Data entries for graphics
□ □ □ □

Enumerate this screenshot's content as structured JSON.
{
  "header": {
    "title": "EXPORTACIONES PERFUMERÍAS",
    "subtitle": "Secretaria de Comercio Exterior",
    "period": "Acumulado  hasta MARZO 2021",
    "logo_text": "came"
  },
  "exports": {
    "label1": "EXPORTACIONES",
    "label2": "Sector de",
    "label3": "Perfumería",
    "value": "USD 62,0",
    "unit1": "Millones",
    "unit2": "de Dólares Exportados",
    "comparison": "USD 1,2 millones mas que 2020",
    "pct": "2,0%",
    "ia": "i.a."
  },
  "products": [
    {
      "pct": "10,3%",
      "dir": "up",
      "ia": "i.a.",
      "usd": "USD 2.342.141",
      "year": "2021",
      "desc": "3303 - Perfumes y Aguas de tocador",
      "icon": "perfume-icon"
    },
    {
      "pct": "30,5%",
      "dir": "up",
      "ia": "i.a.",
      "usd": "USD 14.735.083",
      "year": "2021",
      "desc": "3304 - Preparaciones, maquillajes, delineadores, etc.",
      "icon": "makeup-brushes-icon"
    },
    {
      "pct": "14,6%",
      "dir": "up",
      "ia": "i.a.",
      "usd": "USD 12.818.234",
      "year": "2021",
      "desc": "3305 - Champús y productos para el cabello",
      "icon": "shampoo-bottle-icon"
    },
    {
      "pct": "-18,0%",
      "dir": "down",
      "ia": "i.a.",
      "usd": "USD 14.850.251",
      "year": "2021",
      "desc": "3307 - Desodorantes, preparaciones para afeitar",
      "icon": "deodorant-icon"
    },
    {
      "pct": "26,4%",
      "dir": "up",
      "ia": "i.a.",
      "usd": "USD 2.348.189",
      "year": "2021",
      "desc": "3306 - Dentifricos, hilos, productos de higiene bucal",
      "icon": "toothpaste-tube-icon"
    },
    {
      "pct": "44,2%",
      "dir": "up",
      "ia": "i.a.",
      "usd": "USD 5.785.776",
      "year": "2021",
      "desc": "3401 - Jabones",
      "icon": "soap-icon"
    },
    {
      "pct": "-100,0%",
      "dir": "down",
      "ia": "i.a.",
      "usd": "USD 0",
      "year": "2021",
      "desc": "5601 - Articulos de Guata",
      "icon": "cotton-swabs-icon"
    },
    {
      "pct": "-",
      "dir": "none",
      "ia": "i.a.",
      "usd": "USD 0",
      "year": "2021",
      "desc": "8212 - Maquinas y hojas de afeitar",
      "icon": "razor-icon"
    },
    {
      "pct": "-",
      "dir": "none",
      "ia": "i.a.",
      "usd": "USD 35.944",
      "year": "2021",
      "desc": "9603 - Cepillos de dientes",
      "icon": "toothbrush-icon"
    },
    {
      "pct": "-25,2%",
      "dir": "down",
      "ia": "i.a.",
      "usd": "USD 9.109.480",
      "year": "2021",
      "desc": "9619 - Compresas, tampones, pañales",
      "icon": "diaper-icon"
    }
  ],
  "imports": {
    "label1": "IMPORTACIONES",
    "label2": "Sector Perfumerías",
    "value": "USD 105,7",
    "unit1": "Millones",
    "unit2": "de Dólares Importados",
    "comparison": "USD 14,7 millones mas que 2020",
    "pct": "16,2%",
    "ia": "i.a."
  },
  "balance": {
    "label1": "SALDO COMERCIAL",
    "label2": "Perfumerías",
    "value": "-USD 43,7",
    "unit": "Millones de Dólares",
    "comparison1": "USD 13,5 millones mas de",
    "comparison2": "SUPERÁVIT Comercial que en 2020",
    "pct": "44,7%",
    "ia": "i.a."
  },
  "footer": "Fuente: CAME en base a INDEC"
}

□ □ □ □

# Problem requirements
Extract the full set of entries word for word.

# Reply
Enumerate this screenshot's content as structured JSON.
{
  "header": {
    "title": "EXPORTACIONES PERFUMERÍAS",
    "subtitle": "Secretaria de Comercio Exterior",
    "period": "Acumulado  hasta MARZO 2021",
    "logo_text": "came"
  },
  "exports": {
    "label1": "EXPORTACIONES",
    "label2": "Sector de",
    "label3": "Perfumería",
    "value": "USD 62,0",
    "unit1": "Millones",
    "unit2": "de Dólares Exportados",
    "comparison": "USD 1,2 millones mas que 2020",
    "pct": "2,0%",
    "ia": "i.a."
  },
  "products": [
    {
      "pct": "10,3%",
      "dir": "up",
      "ia": "i.a.",
      "usd": "USD 2.342.141",
      "year": "2021",
      "desc": "3303 - Perfumes y Aguas de tocador",
      "icon": "perfume-icon"
    },
    {
      "pct": "30,5%",
      "dir": "up",
      "ia": "i.a.",
      "usd": "USD 14.735.083",
      "year": "2021",
      "desc": "3304 - Preparaciones, maquillajes, delineadores, etc.",
      "icon": "makeup-brushes-icon"
    },
    {
      "pct": "14,6%",
      "dir": "up",
      "ia": "i.a.",
      "usd": "USD 12.818.234",
      "year": "2021",
      "desc": "3305 - Champús y productos para el cabello",
      "icon": "shampoo-bottle-icon"
    },
    {
      "pct": "-18,0%",
      "dir": "down",
      "ia": "i.a.",
      "usd": "USD 14.850.251",
      "year": "2021",
      "desc": "3307 - Desodorantes, preparaciones para afeitar",
      "icon": "deodorant-icon"
    },
    {
      "pct": "26,4%",
      "dir": "up",
      "ia": "i.a.",
      "usd": "USD 2.348.189",
      "year": "2021",
      "desc": "3306 - Dentifricos, hilos, productos de higiene bucal",
      "icon": "toothpaste-tube-icon"
    },
    {
      "pct": "44,2%",
      "dir": "up",
      "ia": "i.a.",
      "usd": "USD 5.785.776",
      "year": "2021",
      "desc": "3401 - Jabones",
      "icon": "soap-icon"
    },
    {
      "pct": "-100,0%",
      "dir": "down",
      "ia": "i.a.",
      "usd": "USD 0",
      "year": "2021",
      "desc": "5601 - Articulos de Guata",
      "icon": "cotton-swabs-icon"
    },
    {
      "pct": "-",
      "dir": "none",
      "ia": "i.a.",
      "usd": "USD 0",
      "year": "2021",
      "desc": "8212 - Maquinas y hojas de afeitar",
      "icon": "razor-icon"
    },
    {
      "pct": "-",
      "dir": "none",
      "ia": "i.a.",
      "usd": "USD 35.944",
      "year": "2021",
      "desc": "9603 - Cepillos de dientes",
      "icon": "toothbrush-icon"
    },
    {
      "pct": "-25,2%",
      "dir": "down",
      "ia": "i.a.",
      "usd": "USD 9.109.480",
      "year": "2021",
      "desc": "9619 - Compresas, tampones, pañales",
      "icon": "diaper-icon"
    }
  ],
  "imports": {
    "label1": "IMPORTACIONES",
    "label2": "Sector Perfumerías",
    "value": "USD 105,7",
    "unit1": "Millones",
    "unit2": "de Dólares Importados",
    "comparison": "USD 14,7 millones mas que 2020",
    "pct": "16,2%",
    "ia": "i.a."
  },
  "balance": {
    "label1": "SALDO COMERCIAL",
    "label2": "Perfumerías",
    "value": "-USD 43,7",
    "unit": "Millones de Dólares",
    "comparison1": "USD 13,5 millones mas de",
    "comparison2": "SUPERÁVIT Comercial que en 2020",
    "pct": "44,7%",
    "ia": "i.a."
  },
  "footer": "Fuente: CAME en base a INDEC"
}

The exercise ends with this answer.